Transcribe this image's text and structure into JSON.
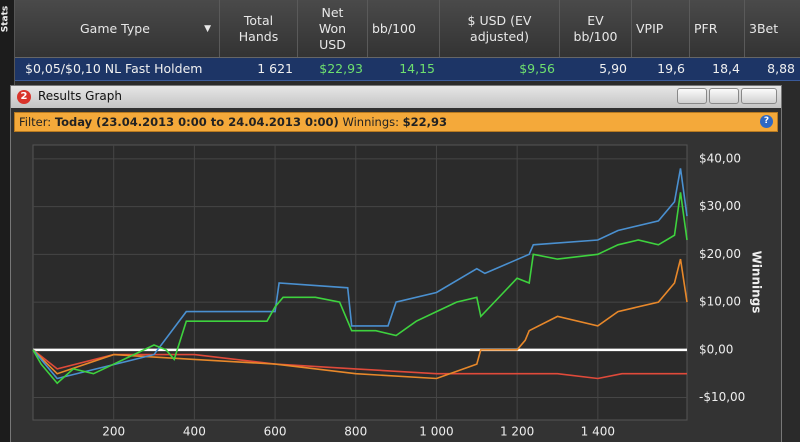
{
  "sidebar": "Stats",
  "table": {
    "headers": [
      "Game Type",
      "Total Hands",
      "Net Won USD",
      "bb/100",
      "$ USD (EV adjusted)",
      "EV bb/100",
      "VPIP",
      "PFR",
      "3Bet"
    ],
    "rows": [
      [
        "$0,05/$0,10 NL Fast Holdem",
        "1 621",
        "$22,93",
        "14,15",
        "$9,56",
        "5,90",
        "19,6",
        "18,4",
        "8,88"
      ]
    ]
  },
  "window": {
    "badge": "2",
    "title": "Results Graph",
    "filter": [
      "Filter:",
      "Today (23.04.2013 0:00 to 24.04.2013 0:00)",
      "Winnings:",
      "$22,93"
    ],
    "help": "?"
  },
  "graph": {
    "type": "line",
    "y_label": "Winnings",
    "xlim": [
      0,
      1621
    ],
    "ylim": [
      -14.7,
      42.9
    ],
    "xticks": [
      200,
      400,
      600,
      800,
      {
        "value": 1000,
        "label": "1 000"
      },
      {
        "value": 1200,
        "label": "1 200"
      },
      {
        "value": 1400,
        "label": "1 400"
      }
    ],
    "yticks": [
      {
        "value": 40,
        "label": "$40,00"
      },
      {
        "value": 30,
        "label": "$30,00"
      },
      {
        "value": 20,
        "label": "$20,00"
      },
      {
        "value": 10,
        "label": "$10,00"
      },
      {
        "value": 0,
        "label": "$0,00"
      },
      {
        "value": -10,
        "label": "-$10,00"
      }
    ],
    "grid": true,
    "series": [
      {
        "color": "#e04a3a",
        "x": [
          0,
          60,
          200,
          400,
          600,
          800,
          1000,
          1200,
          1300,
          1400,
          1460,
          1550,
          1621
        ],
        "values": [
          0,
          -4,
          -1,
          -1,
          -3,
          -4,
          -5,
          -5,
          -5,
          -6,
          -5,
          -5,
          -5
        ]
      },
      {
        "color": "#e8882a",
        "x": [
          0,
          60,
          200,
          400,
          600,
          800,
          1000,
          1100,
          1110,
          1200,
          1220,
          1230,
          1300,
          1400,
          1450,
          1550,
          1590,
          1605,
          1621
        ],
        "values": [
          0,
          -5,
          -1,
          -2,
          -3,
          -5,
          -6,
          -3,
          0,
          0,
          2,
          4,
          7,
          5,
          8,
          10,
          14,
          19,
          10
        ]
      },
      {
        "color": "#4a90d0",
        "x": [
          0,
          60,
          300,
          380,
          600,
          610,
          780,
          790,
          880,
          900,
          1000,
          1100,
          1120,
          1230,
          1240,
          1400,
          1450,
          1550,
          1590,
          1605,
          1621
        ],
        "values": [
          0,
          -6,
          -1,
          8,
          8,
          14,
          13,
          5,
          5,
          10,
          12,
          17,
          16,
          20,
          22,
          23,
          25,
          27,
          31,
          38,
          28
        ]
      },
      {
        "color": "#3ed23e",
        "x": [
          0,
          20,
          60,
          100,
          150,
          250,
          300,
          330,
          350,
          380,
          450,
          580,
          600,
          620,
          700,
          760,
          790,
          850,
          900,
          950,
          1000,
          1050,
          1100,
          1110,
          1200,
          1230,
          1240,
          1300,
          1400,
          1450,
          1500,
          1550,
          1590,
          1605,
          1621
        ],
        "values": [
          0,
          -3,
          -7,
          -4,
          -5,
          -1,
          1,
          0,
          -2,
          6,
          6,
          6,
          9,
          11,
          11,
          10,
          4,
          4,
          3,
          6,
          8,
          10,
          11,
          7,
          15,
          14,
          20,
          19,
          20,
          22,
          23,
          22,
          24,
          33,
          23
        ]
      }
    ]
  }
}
+ + + +
Task to carry out -> All lines above containing the string "color" are to be collected.

Answer to this task ->
        "color": "#e04a3a",
        "color": "#e8882a",
        "color": "#4a90d0",
        "color": "#3ed23e",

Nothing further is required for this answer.